■ **LISTED ENTRIES**:
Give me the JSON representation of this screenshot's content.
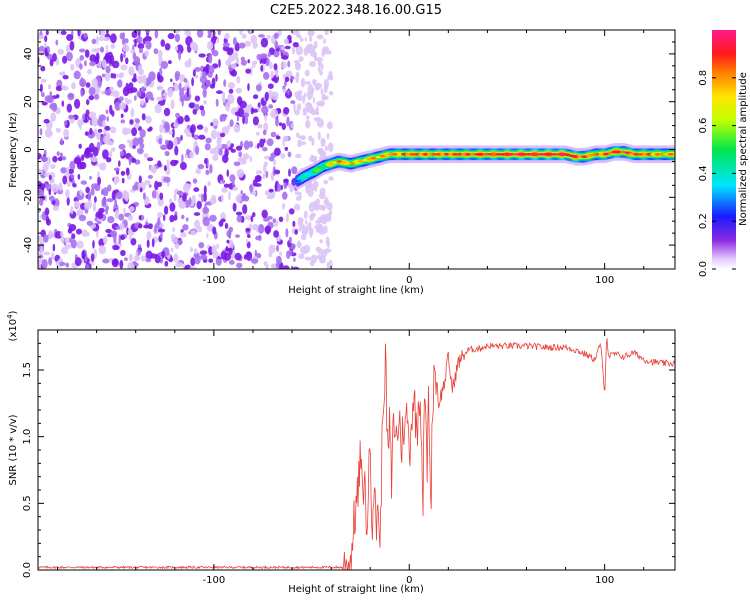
{
  "title": "C2E5.2022.348.16.00.G15",
  "chart_data": [
    {
      "type": "heatmap",
      "name": "spectrogram",
      "xlabel": "Height of straight line (km)",
      "ylabel": "Frequency (Hz)",
      "xlim": [
        -190,
        136
      ],
      "ylim": [
        -50,
        50
      ],
      "xticks": [
        -100,
        0,
        100
      ],
      "yticks": [
        -40,
        -20,
        0,
        20,
        40
      ],
      "noise_region_x": [
        -190,
        -45
      ],
      "ridge": {
        "x": [
          -57,
          -53,
          -48,
          -44,
          -40,
          -36,
          -30,
          -25,
          -20,
          -15,
          -10,
          -5,
          0,
          10,
          20,
          40,
          60,
          80,
          85,
          90,
          95,
          100,
          105,
          110,
          115,
          120,
          125,
          130,
          136
        ],
        "frequency": [
          -13,
          -11,
          -9,
          -7,
          -6,
          -5,
          -6,
          -5,
          -4,
          -3,
          -2,
          -2,
          -2,
          -2,
          -2,
          -2,
          -2,
          -2,
          -3,
          -3,
          -2,
          -2,
          -1,
          -1,
          -2,
          -2,
          -2,
          -2,
          -2
        ],
        "amplitude": [
          0.35,
          0.45,
          0.55,
          0.6,
          0.7,
          0.8,
          0.75,
          0.7,
          0.8,
          0.75,
          0.8,
          0.8,
          0.85,
          0.85,
          0.85,
          0.9,
          0.95,
          0.95,
          0.9,
          0.85,
          0.8,
          0.85,
          0.9,
          0.9,
          0.85,
          0.85,
          0.8,
          0.8,
          0.75
        ]
      },
      "colorbar": {
        "label": "Normalized spectral amplitude",
        "range": [
          0,
          1
        ],
        "ticks": [
          0.0,
          0.2,
          0.4,
          0.6,
          0.8
        ]
      }
    },
    {
      "type": "line",
      "name": "snr",
      "xlabel": "Height of straight line (km)",
      "ylabel": "SNR (10 * v/v)",
      "multiplier_label": "(x10",
      "multiplier_exp": "4",
      "multiplier_close": ")",
      "xlim": [
        -190,
        136
      ],
      "ylim": [
        0,
        1.8
      ],
      "xticks": [
        -100,
        0,
        100
      ],
      "yticks": [
        0.0,
        0.5,
        1.0,
        1.5
      ],
      "color": "#e8423a",
      "series": [
        {
          "x": [
            -190,
            -150,
            -100,
            -60,
            -34,
            -30,
            -28,
            -26,
            -25,
            -24,
            -23,
            -22,
            -21,
            -20,
            -19,
            -18,
            -17,
            -16,
            -15,
            -14,
            -13,
            -12,
            -11,
            -10,
            -9,
            -8,
            -7,
            -6,
            -5,
            -4,
            -3,
            -2,
            -1,
            0,
            1,
            2,
            3,
            4,
            5,
            6,
            7,
            8,
            9,
            10,
            11,
            12,
            13,
            15,
            18,
            20,
            22,
            25,
            28,
            30,
            35,
            40,
            50,
            60,
            70,
            80,
            85,
            90,
            95,
            98,
            100,
            101,
            102,
            105,
            110,
            115,
            120,
            125,
            130,
            136
          ],
          "values": [
            0.02,
            0.02,
            0.02,
            0.02,
            0.02,
            0.06,
            0.4,
            0.6,
            0.9,
            0.5,
            0.75,
            0.3,
            0.55,
            1.0,
            0.35,
            0.7,
            0.25,
            0.6,
            0.08,
            0.9,
            1.4,
            1.55,
            0.8,
            1.1,
            0.6,
            1.2,
            0.95,
            1.05,
            1.15,
            0.9,
            1.1,
            1.05,
            1.2,
            0.85,
            1.1,
            1.3,
            1.2,
            1.0,
            1.4,
            1.15,
            0.5,
            1.45,
            0.7,
            1.35,
            0.4,
            1.3,
            1.55,
            1.25,
            1.4,
            1.6,
            1.35,
            1.55,
            1.62,
            1.65,
            1.66,
            1.68,
            1.68,
            1.68,
            1.67,
            1.67,
            1.65,
            1.62,
            1.58,
            1.7,
            1.3,
            1.78,
            1.6,
            1.62,
            1.6,
            1.63,
            1.58,
            1.56,
            1.55,
            1.55
          ]
        }
      ]
    }
  ]
}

■ **WHAT IS ASKED**: Quote all of the entries word for word, omitting any pictures.

■ **WRITTEN ANSWER**:
Give me the JSON representation of this screenshot's content.
{
  "title": "C2E5.2022.348.16.00.G15",
  "chart_data": [
    {
      "type": "heatmap",
      "name": "spectrogram",
      "xlabel": "Height of straight line (km)",
      "ylabel": "Frequency (Hz)",
      "xlim": [
        -190,
        136
      ],
      "ylim": [
        -50,
        50
      ],
      "xticks": [
        -100,
        0,
        100
      ],
      "yticks": [
        -40,
        -20,
        0,
        20,
        40
      ],
      "noise_region_x": [
        -190,
        -45
      ],
      "ridge": {
        "x": [
          -57,
          -53,
          -48,
          -44,
          -40,
          -36,
          -30,
          -25,
          -20,
          -15,
          -10,
          -5,
          0,
          10,
          20,
          40,
          60,
          80,
          85,
          90,
          95,
          100,
          105,
          110,
          115,
          120,
          125,
          130,
          136
        ],
        "frequency": [
          -13,
          -11,
          -9,
          -7,
          -6,
          -5,
          -6,
          -5,
          -4,
          -3,
          -2,
          -2,
          -2,
          -2,
          -2,
          -2,
          -2,
          -2,
          -3,
          -3,
          -2,
          -2,
          -1,
          -1,
          -2,
          -2,
          -2,
          -2,
          -2
        ],
        "amplitude": [
          0.35,
          0.45,
          0.55,
          0.6,
          0.7,
          0.8,
          0.75,
          0.7,
          0.8,
          0.75,
          0.8,
          0.8,
          0.85,
          0.85,
          0.85,
          0.9,
          0.95,
          0.95,
          0.9,
          0.85,
          0.8,
          0.85,
          0.9,
          0.9,
          0.85,
          0.85,
          0.8,
          0.8,
          0.75
        ]
      },
      "colorbar": {
        "label": "Normalized spectral amplitude",
        "range": [
          0,
          1
        ],
        "ticks": [
          0.0,
          0.2,
          0.4,
          0.6,
          0.8
        ]
      }
    },
    {
      "type": "line",
      "name": "snr",
      "xlabel": "Height of straight line (km)",
      "ylabel": "SNR (10 * v/v)",
      "multiplier_label": "(x10",
      "multiplier_exp": "4",
      "multiplier_close": ")",
      "xlim": [
        -190,
        136
      ],
      "ylim": [
        0,
        1.8
      ],
      "xticks": [
        -100,
        0,
        100
      ],
      "yticks": [
        0.0,
        0.5,
        1.0,
        1.5
      ],
      "color": "#e8423a",
      "series": [
        {
          "x": [
            -190,
            -150,
            -100,
            -60,
            -34,
            -30,
            -28,
            -26,
            -25,
            -24,
            -23,
            -22,
            -21,
            -20,
            -19,
            -18,
            -17,
            -16,
            -15,
            -14,
            -13,
            -12,
            -11,
            -10,
            -9,
            -8,
            -7,
            -6,
            -5,
            -4,
            -3,
            -2,
            -1,
            0,
            1,
            2,
            3,
            4,
            5,
            6,
            7,
            8,
            9,
            10,
            11,
            12,
            13,
            15,
            18,
            20,
            22,
            25,
            28,
            30,
            35,
            40,
            50,
            60,
            70,
            80,
            85,
            90,
            95,
            98,
            100,
            101,
            102,
            105,
            110,
            115,
            120,
            125,
            130,
            136
          ],
          "values": [
            0.02,
            0.02,
            0.02,
            0.02,
            0.02,
            0.06,
            0.4,
            0.6,
            0.9,
            0.5,
            0.75,
            0.3,
            0.55,
            1.0,
            0.35,
            0.7,
            0.25,
            0.6,
            0.08,
            0.9,
            1.4,
            1.55,
            0.8,
            1.1,
            0.6,
            1.2,
            0.95,
            1.05,
            1.15,
            0.9,
            1.1,
            1.05,
            1.2,
            0.85,
            1.1,
            1.3,
            1.2,
            1.0,
            1.4,
            1.15,
            0.5,
            1.45,
            0.7,
            1.35,
            0.4,
            1.3,
            1.55,
            1.25,
            1.4,
            1.6,
            1.35,
            1.55,
            1.62,
            1.65,
            1.66,
            1.68,
            1.68,
            1.68,
            1.67,
            1.67,
            1.65,
            1.62,
            1.58,
            1.7,
            1.3,
            1.78,
            1.6,
            1.62,
            1.6,
            1.63,
            1.58,
            1.56,
            1.55,
            1.55
          ]
        }
      ]
    }
  ]
}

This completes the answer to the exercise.